# Task instructions
Skip the images and copy each record exactly as written.

== Supplied data

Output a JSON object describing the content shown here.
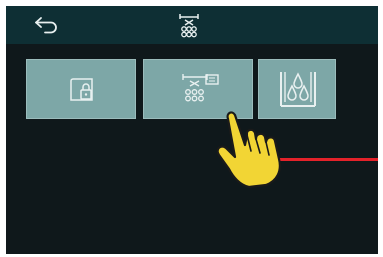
{
  "topbar": {
    "back_icon": "back-arrow-icon",
    "title_icon": "shower-head-icon"
  },
  "tiles": [
    {
      "icon": "door-lock-icon",
      "selected": false
    },
    {
      "icon": "shower-spray-icon",
      "selected": true
    },
    {
      "icon": "rinse-drops-icon",
      "selected": false
    }
  ],
  "overlay": {
    "pointer_icon": "tap-hand-icon",
    "line_color": "#e4222a"
  },
  "colors": {
    "screen_bg": "#0f181b",
    "topbar_bg": "#0e2f34",
    "tile_bg": "#7da7a7",
    "icon_fg": "#e8f0f0"
  }
}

====

# Result
Output a JSON object describing the content shown here.
{
  "topbar": {
    "back_icon": "back-arrow-icon",
    "title_icon": "shower-head-icon"
  },
  "tiles": [
    {
      "icon": "door-lock-icon",
      "selected": false
    },
    {
      "icon": "shower-spray-icon",
      "selected": true
    },
    {
      "icon": "rinse-drops-icon",
      "selected": false
    }
  ],
  "overlay": {
    "pointer_icon": "tap-hand-icon",
    "line_color": "#e4222a"
  },
  "colors": {
    "screen_bg": "#0f181b",
    "topbar_bg": "#0e2f34",
    "tile_bg": "#7da7a7",
    "icon_fg": "#e8f0f0"
  }
}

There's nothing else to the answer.